__Input records__.
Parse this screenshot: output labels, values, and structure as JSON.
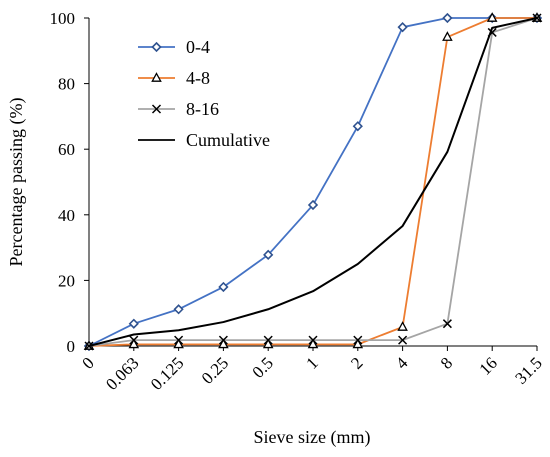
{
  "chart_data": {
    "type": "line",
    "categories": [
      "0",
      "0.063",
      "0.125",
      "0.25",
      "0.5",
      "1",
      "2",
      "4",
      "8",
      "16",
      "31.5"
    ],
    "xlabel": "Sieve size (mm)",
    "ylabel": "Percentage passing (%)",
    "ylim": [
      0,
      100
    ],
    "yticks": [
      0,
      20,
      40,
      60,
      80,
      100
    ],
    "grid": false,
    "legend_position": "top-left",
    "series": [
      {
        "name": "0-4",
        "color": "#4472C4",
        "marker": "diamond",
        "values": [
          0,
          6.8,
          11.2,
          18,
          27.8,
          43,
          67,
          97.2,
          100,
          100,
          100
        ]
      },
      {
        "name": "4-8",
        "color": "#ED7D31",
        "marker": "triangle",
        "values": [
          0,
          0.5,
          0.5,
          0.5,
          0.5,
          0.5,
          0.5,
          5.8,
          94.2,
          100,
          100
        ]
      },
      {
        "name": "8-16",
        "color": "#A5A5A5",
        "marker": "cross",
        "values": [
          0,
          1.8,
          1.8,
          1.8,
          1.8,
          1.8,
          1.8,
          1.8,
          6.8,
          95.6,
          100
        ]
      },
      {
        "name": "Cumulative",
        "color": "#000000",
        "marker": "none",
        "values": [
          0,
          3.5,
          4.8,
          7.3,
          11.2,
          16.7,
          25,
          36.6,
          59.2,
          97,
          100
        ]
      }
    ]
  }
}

__Stated goal__. Return every line of the records exactly as given, pictures excluded.

__Result of the exercise__.
Parse this screenshot: output labels, values, and structure as JSON.
{
  "chart_data": {
    "type": "line",
    "categories": [
      "0",
      "0.063",
      "0.125",
      "0.25",
      "0.5",
      "1",
      "2",
      "4",
      "8",
      "16",
      "31.5"
    ],
    "xlabel": "Sieve size (mm)",
    "ylabel": "Percentage passing (%)",
    "ylim": [
      0,
      100
    ],
    "yticks": [
      0,
      20,
      40,
      60,
      80,
      100
    ],
    "grid": false,
    "legend_position": "top-left",
    "series": [
      {
        "name": "0-4",
        "color": "#4472C4",
        "marker": "diamond",
        "values": [
          0,
          6.8,
          11.2,
          18,
          27.8,
          43,
          67,
          97.2,
          100,
          100,
          100
        ]
      },
      {
        "name": "4-8",
        "color": "#ED7D31",
        "marker": "triangle",
        "values": [
          0,
          0.5,
          0.5,
          0.5,
          0.5,
          0.5,
          0.5,
          5.8,
          94.2,
          100,
          100
        ]
      },
      {
        "name": "8-16",
        "color": "#A5A5A5",
        "marker": "cross",
        "values": [
          0,
          1.8,
          1.8,
          1.8,
          1.8,
          1.8,
          1.8,
          1.8,
          6.8,
          95.6,
          100
        ]
      },
      {
        "name": "Cumulative",
        "color": "#000000",
        "marker": "none",
        "values": [
          0,
          3.5,
          4.8,
          7.3,
          11.2,
          16.7,
          25,
          36.6,
          59.2,
          97,
          100
        ]
      }
    ]
  }
}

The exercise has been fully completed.